* Begin Data rows *
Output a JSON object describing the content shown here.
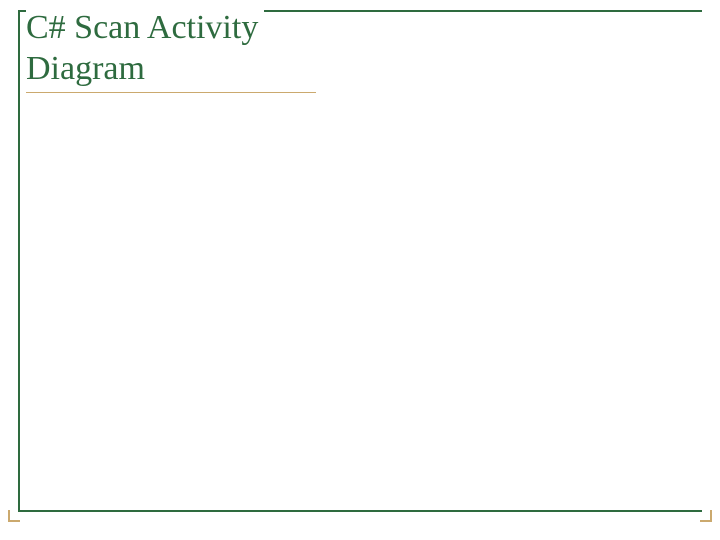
{
  "slide": {
    "title_line1": "C# Scan Activity",
    "title_line2": "Diagram"
  }
}
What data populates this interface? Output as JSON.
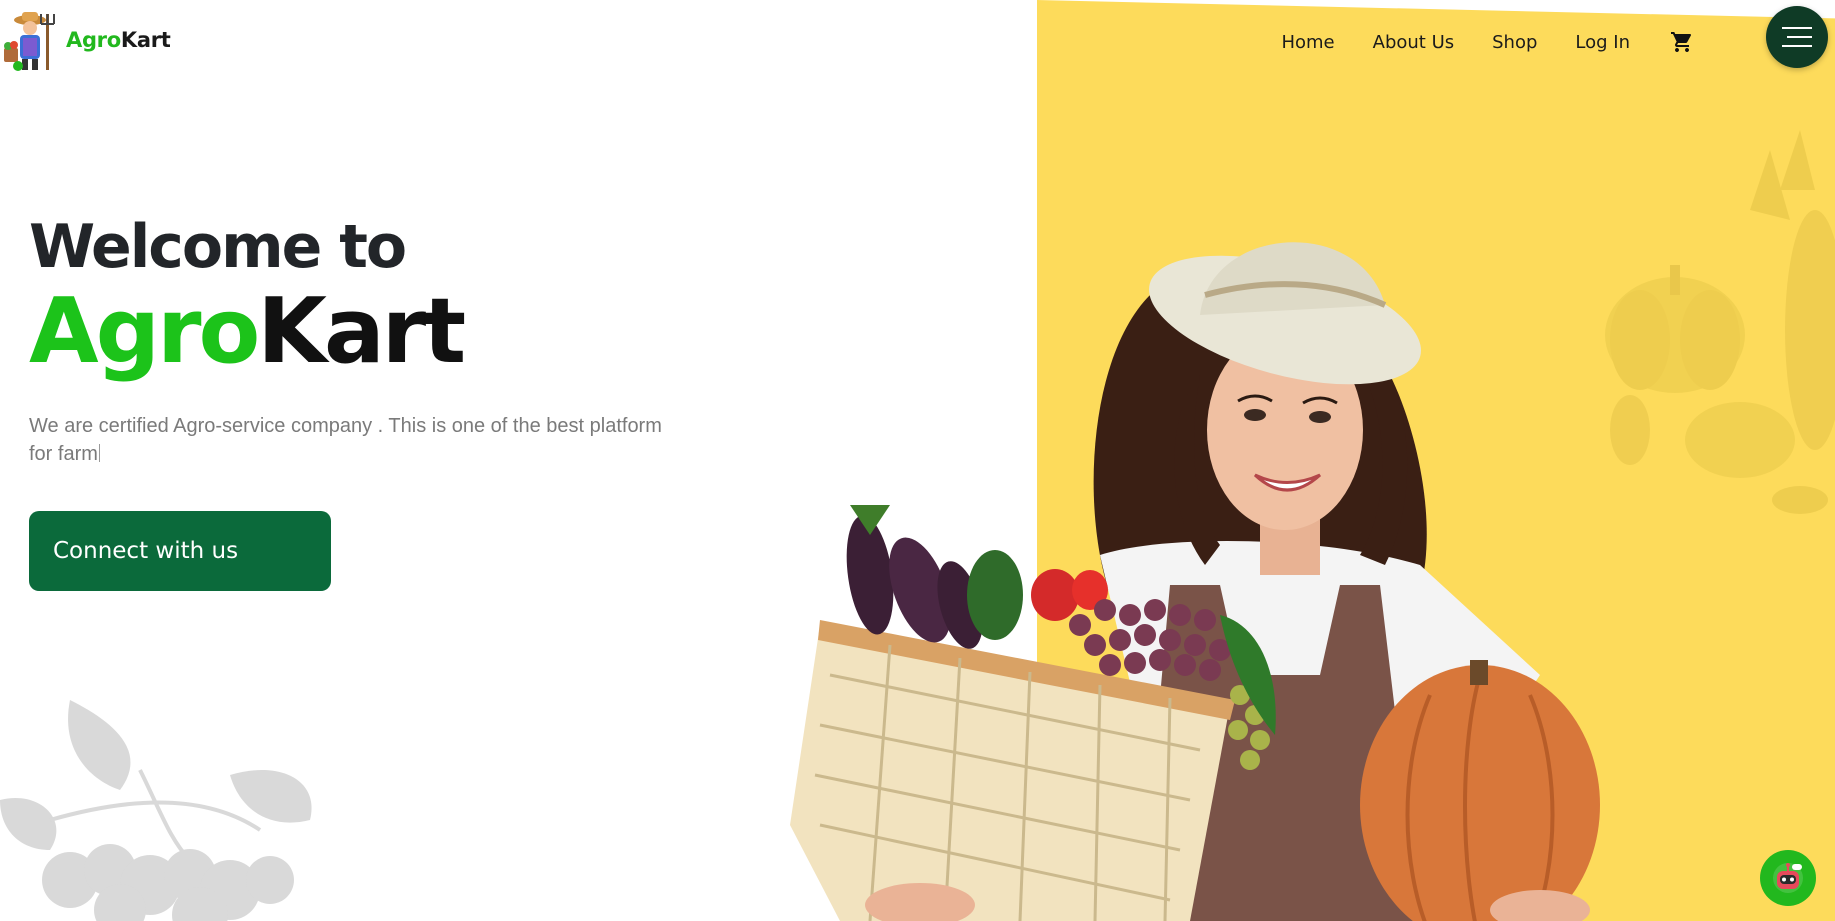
{
  "brand": {
    "name_part1": "Agro",
    "name_part2": "Kart"
  },
  "nav": {
    "items": [
      {
        "label": "Home"
      },
      {
        "label": "About Us"
      },
      {
        "label": "Shop"
      },
      {
        "label": "Log In"
      }
    ],
    "cart_icon": "cart-icon",
    "menu_icon": "hamburger-menu-icon"
  },
  "hero": {
    "welcome": "Welcome to",
    "brand_green": "Agro",
    "brand_dark": "Kart",
    "description": "We are certified Agro-service company . This is one of the best platform for farm",
    "cta_label": "Connect with us"
  },
  "chatbot": {
    "icon": "robot-icon"
  },
  "colors": {
    "brand_green": "#1cc31a",
    "cta_green": "#0b6a3b",
    "panel_yellow": "#fddb5b",
    "menu_dark": "#0f3b26"
  }
}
* End Data rows *
What is expected — Write out exactly the lines from the line holding "What data populates" through the last line of the records above, inclusive, and nothing more. Leave out the pictures.

Output for this task —
What data populates this interface? Output as JSON.
{
  "brand": {
    "name_part1": "Agro",
    "name_part2": "Kart"
  },
  "nav": {
    "items": [
      {
        "label": "Home"
      },
      {
        "label": "About Us"
      },
      {
        "label": "Shop"
      },
      {
        "label": "Log In"
      }
    ],
    "cart_icon": "cart-icon",
    "menu_icon": "hamburger-menu-icon"
  },
  "hero": {
    "welcome": "Welcome to",
    "brand_green": "Agro",
    "brand_dark": "Kart",
    "description": "We are certified Agro-service company . This is one of the best platform for farm",
    "cta_label": "Connect with us"
  },
  "chatbot": {
    "icon": "robot-icon"
  },
  "colors": {
    "brand_green": "#1cc31a",
    "cta_green": "#0b6a3b",
    "panel_yellow": "#fddb5b",
    "menu_dark": "#0f3b26"
  }
}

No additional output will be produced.